> [Task goal]: Will you output all of the data below exactly, omitting the images?

===== Data for the task =====

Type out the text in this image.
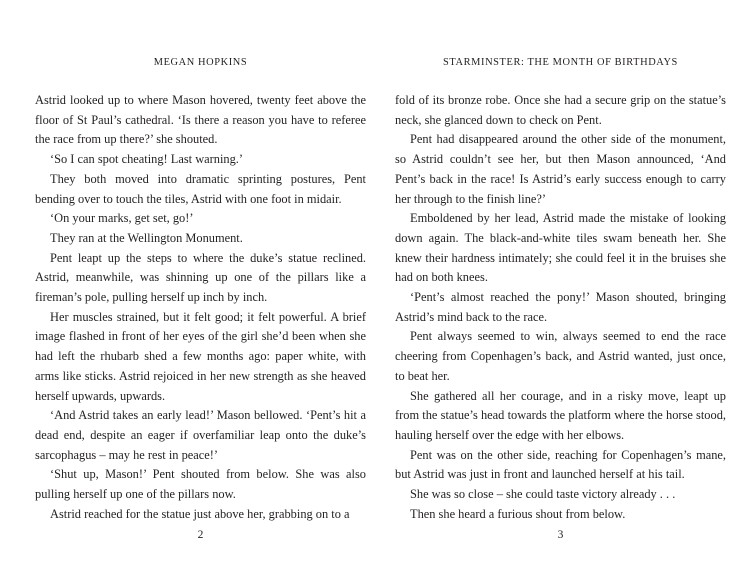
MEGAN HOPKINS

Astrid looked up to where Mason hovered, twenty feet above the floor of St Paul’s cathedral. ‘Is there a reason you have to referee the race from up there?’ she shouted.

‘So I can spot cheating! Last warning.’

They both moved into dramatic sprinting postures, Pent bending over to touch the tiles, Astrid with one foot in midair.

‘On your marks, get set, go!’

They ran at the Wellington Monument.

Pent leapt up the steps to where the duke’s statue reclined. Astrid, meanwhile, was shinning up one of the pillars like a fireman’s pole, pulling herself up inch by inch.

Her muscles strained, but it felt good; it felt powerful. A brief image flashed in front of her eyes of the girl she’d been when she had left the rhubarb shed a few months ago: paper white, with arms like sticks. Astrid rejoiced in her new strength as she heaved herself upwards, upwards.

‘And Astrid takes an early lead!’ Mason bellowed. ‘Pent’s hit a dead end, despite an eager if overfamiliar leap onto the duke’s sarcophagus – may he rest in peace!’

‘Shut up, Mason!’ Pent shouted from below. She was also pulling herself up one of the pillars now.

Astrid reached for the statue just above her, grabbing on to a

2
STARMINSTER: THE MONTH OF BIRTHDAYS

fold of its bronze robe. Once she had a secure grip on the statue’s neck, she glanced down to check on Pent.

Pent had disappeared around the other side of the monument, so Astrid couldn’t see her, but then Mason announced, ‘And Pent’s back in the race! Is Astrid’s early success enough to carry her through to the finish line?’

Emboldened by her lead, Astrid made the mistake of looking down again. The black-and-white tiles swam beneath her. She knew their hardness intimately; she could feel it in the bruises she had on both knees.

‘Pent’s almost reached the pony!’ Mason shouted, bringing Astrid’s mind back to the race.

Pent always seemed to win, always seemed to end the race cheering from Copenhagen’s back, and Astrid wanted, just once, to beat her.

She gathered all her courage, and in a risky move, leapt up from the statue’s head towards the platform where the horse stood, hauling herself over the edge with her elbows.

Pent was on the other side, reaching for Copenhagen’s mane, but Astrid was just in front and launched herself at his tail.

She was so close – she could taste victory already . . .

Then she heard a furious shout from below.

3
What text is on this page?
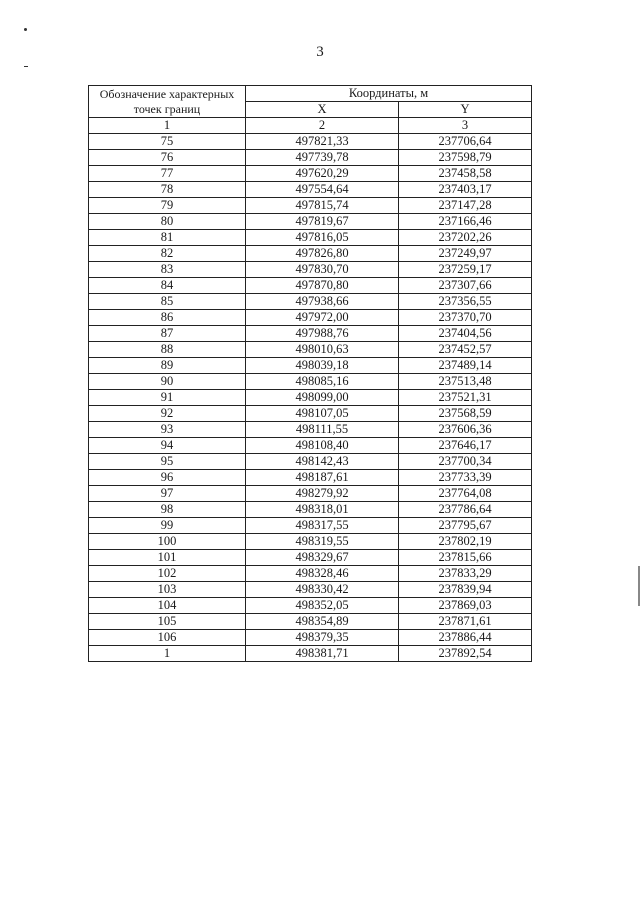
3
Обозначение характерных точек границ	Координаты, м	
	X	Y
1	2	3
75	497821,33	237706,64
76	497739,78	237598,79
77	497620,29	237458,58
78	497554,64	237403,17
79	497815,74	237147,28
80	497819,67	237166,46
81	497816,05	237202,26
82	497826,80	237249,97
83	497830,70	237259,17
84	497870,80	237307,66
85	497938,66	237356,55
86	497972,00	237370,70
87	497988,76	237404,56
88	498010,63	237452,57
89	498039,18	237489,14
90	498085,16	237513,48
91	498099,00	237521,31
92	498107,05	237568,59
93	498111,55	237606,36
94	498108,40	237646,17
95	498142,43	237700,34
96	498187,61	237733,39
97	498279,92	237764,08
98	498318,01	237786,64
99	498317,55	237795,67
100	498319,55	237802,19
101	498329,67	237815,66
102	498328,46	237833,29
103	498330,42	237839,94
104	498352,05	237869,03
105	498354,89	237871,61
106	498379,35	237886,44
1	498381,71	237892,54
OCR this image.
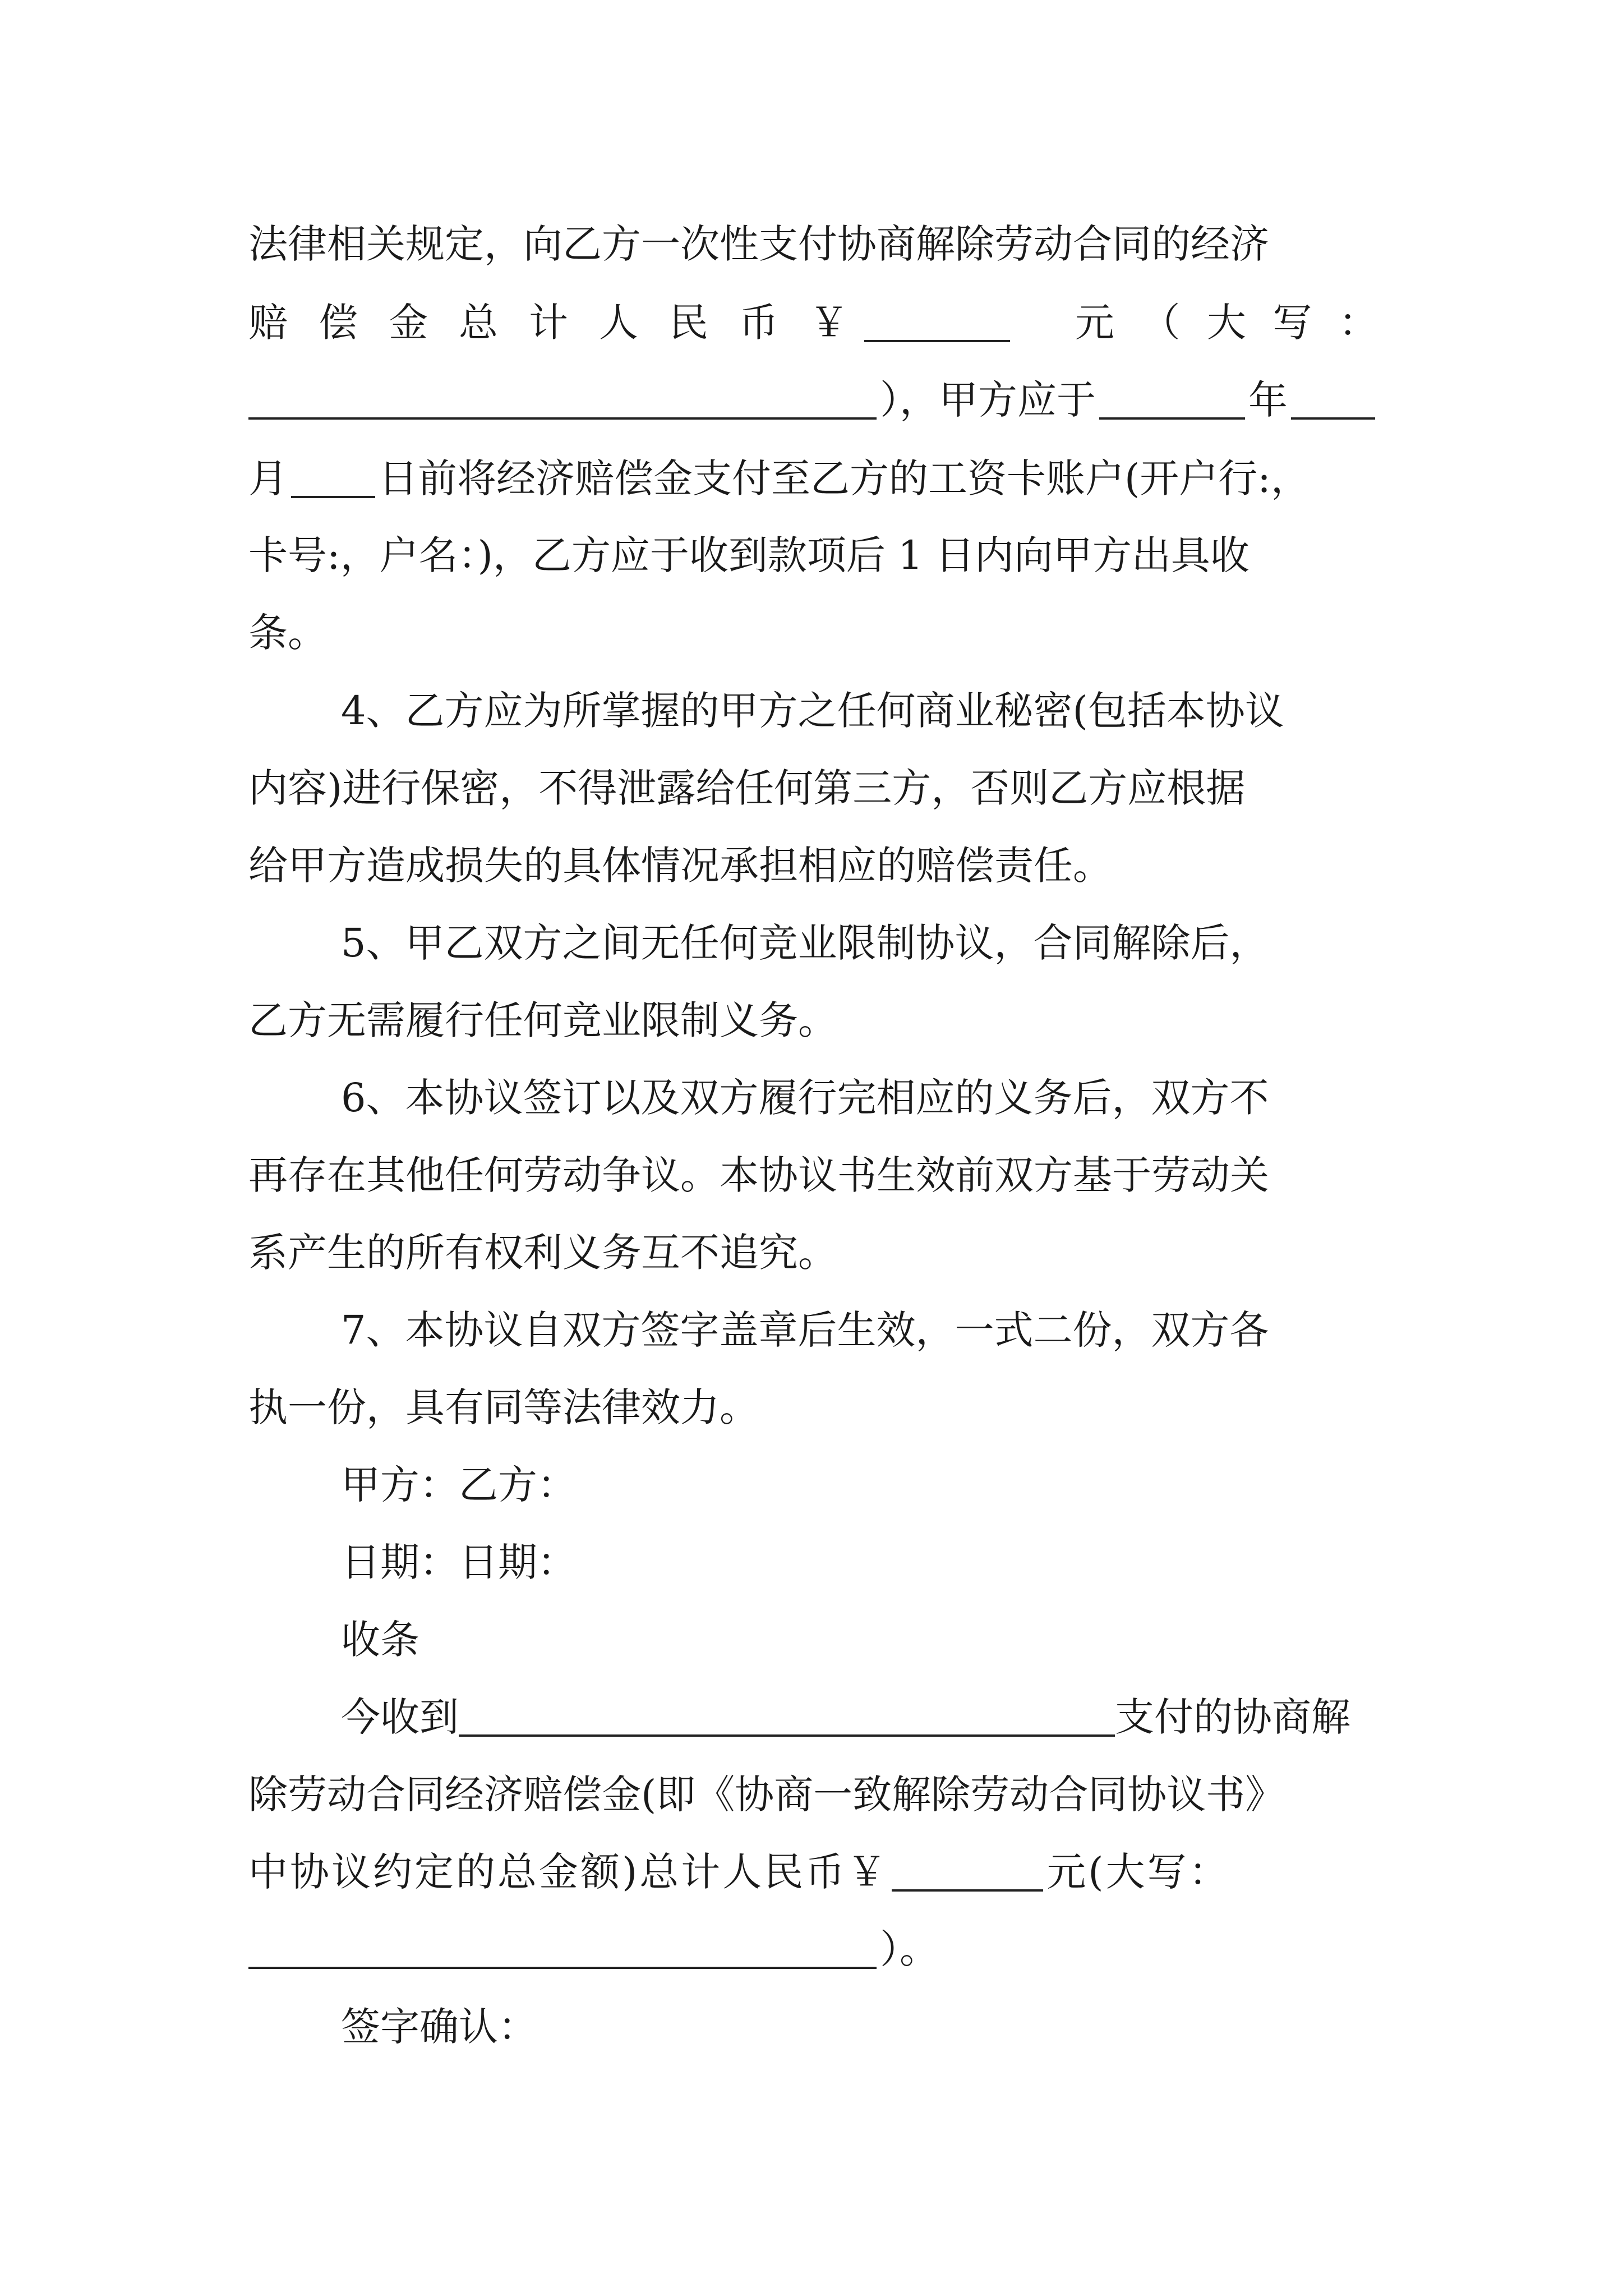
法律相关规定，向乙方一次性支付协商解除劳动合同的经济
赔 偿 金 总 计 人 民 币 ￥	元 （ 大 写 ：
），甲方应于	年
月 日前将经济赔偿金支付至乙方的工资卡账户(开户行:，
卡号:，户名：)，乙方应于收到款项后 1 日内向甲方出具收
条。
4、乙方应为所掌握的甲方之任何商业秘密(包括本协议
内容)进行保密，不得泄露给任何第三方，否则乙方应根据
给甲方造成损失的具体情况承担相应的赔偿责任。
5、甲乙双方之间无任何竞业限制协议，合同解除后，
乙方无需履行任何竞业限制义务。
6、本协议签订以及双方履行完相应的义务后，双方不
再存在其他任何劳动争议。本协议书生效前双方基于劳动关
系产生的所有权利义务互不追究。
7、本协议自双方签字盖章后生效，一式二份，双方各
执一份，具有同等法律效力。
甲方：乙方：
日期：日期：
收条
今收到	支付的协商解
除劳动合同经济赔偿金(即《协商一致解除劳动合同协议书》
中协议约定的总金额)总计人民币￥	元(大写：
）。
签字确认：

=====

> [Answer to this task]:
Type out the text in this image.
MEGAN HOPKINS

Astrid looked up to where Mason hovered, twenty feet above the floor of St Paul’s cathedral. ‘Is there a reason you have to referee the race from up there?’ she shouted.

‘So I can spot cheating! Last warning.’

They both moved into dramatic sprinting postures, Pent bending over to touch the tiles, Astrid with one foot in midair.

‘On your marks, get set, go!’

They ran at the Wellington Monument.

Pent leapt up the steps to where the duke’s statue reclined. Astrid, meanwhile, was shinning up one of the pillars like a fireman’s pole, pulling herself up inch by inch.

Her muscles strained, but it felt good; it felt powerful. A brief image flashed in front of her eyes of the girl she’d been when she had left the rhubarb shed a few months ago: paper white, with arms like sticks. Astrid rejoiced in her new strength as she heaved herself upwards, upwards.

‘And Astrid takes an early lead!’ Mason bellowed. ‘Pent’s hit a dead end, despite an eager if overfamiliar leap onto the duke’s sarcophagus – may he rest in peace!’

‘Shut up, Mason!’ Pent shouted from below. She was also pulling herself up one of the pillars now.

Astrid reached for the statue just above her, grabbing on to a

2
STARMINSTER: THE MONTH OF BIRTHDAYS

fold of its bronze robe. Once she had a secure grip on the statue’s neck, she glanced down to check on Pent.

Pent had disappeared around the other side of the monument, so Astrid couldn’t see her, but then Mason announced, ‘And Pent’s back in the race! Is Astrid’s early success enough to carry her through to the finish line?’

Emboldened by her lead, Astrid made the mistake of looking down again. The black-and-white tiles swam beneath her. She knew their hardness intimately; she could feel it in the bruises she had on both knees.

‘Pent’s almost reached the pony!’ Mason shouted, bringing Astrid’s mind back to the race.

Pent always seemed to win, always seemed to end the race cheering from Copenhagen’s back, and Astrid wanted, just once, to beat her.

She gathered all her courage, and in a risky move, leapt up from the statue’s head towards the platform where the horse stood, hauling herself over the edge with her elbows.

Pent was on the other side, reaching for Copenhagen’s mane, but Astrid was just in front and launched herself at his tail.

She was so close – she could taste victory already . . .

Then she heard a furious shout from below.

3
What text is on this page?
3
Обозначение характерных точек границ	Координаты, м	
	X	Y
1	2	3
75	497821,33	237706,64
76	497739,78	237598,79
77	497620,29	237458,58
78	497554,64	237403,17
79	497815,74	237147,28
80	497819,67	237166,46
81	497816,05	237202,26
82	497826,80	237249,97
83	497830,70	237259,17
84	497870,80	237307,66
85	497938,66	237356,55
86	497972,00	237370,70
87	497988,76	237404,56
88	498010,63	237452,57
89	498039,18	237489,14
90	498085,16	237513,48
91	498099,00	237521,31
92	498107,05	237568,59
93	498111,55	237606,36
94	498108,40	237646,17
95	498142,43	237700,34
96	498187,61	237733,39
97	498279,92	237764,08
98	498318,01	237786,64
99	498317,55	237795,67
100	498319,55	237802,19
101	498329,67	237815,66
102	498328,46	237833,29
103	498330,42	237839,94
104	498352,05	237869,03
105	498354,89	237871,61
106	498379,35	237886,44
1	498381,71	237892,54
OCR this image.
法律相关规定，向乙方一次性支付协商解除劳动合同的经济
赔 偿 金 总 计 人 民 币 ￥	元 （ 大 写 ：
），甲方应于	年
月 日前将经济赔偿金支付至乙方的工资卡账户(开户行:，
卡号:，户名：)，乙方应于收到款项后 1 日内向甲方出具收
条。
4、乙方应为所掌握的甲方之任何商业秘密(包括本协议
内容)进行保密，不得泄露给任何第三方，否则乙方应根据
给甲方造成损失的具体情况承担相应的赔偿责任。
5、甲乙双方之间无任何竞业限制协议，合同解除后，
乙方无需履行任何竞业限制义务。
6、本协议签订以及双方履行完相应的义务后，双方不
再存在其他任何劳动争议。本协议书生效前双方基于劳动关
系产生的所有权利义务互不追究。
7、本协议自双方签字盖章后生效，一式二份，双方各
执一份，具有同等法律效力。
甲方：乙方：
日期：日期：
收条
今收到	支付的协商解
除劳动合同经济赔偿金(即《协商一致解除劳动合同协议书》
中协议约定的总金额)总计人民币￥	元(大写：
）。
签字确认：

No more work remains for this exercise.